* start DATA EXCERPTS *

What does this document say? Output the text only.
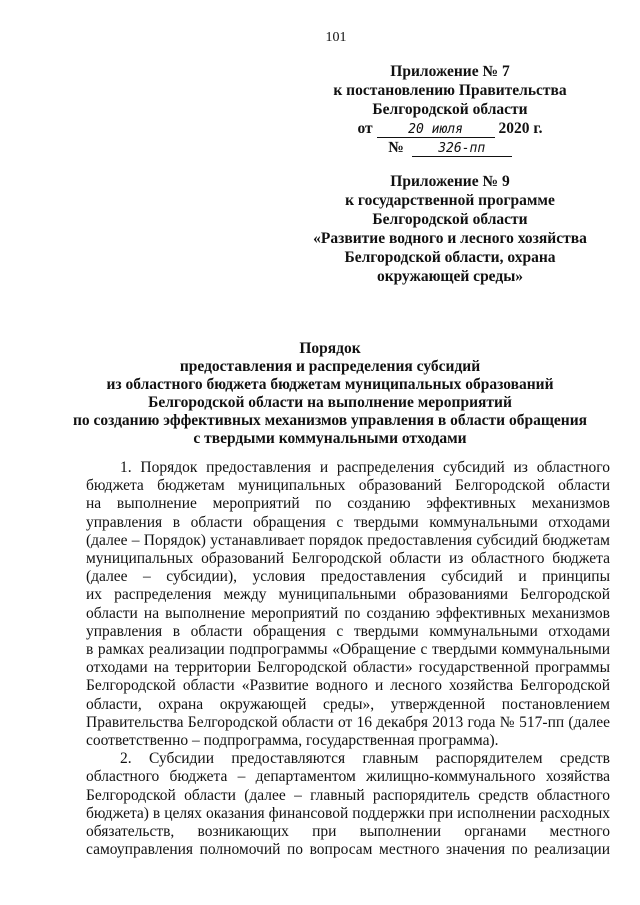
101
Приложение № 7
к постановлению Правительства
Белгородской области
от	20 июля 2020 г.
№	326-пп
Приложение № 9
к государственной программе
Белгородской области
«Развитие водного и лесного хозяйства
Белгородской области, охрана
окружающей среды»
Порядок
предоставления и распределения субсидий
из областного бюджета бюджетам муниципальных образований
Белгородской области на выполнение мероприятий
по созданию эффективных механизмов управления в области обращения
с твердыми коммунальными отходами
1. Порядок предоставления и распределения субсидий из областного
бюджета бюджетам муниципальных образований Белгородской области
на выполнение мероприятий по созданию эффективных механизмов
управления в области обращения с твердыми коммунальными отходами
(далее – Порядок) устанавливает порядок предоставления субсидий бюджетам
муниципальных образований Белгородской области из областного бюджета
(далее – субсидии), условия предоставления субсидий и принципы
их распределения между муниципальными образованиями Белгородской
области на выполнение мероприятий по созданию эффективных механизмов
управления в области обращения с твердыми коммунальными отходами
в рамках реализации подпрограммы «Обращение с твердыми коммунальными
отходами на территории Белгородской области» государственной программы
Белгородской области «Развитие водного и лесного хозяйства Белгородской
области, охрана окружающей среды», утвержденной постановлением
Правительства Белгородской области от 16 декабря 2013 года № 517-пп (далее
соответственно – подпрограмма, государственная программа).
2. Субсидии предоставляются главным распорядителем средств
областного бюджета – департаментом жилищно-коммунального хозяйства
Белгородской области (далее – главный распорядитель средств областного
бюджета) в целях оказания финансовой поддержки при исполнении расходных
обязательств, возникающих при выполнении органами местного
самоуправления полномочий по вопросам местного значения по реализации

* end DATA EXCERPTS *

## WRITTEN TASK
Where a line above contains the word "образований", copy that line.

## WRITTEN ANSWER
из областного бюджета бюджетам муниципальных образований
бюджета бюджетам муниципальных образований Белгородской области
муниципальных образований Белгородской области из областного бюджета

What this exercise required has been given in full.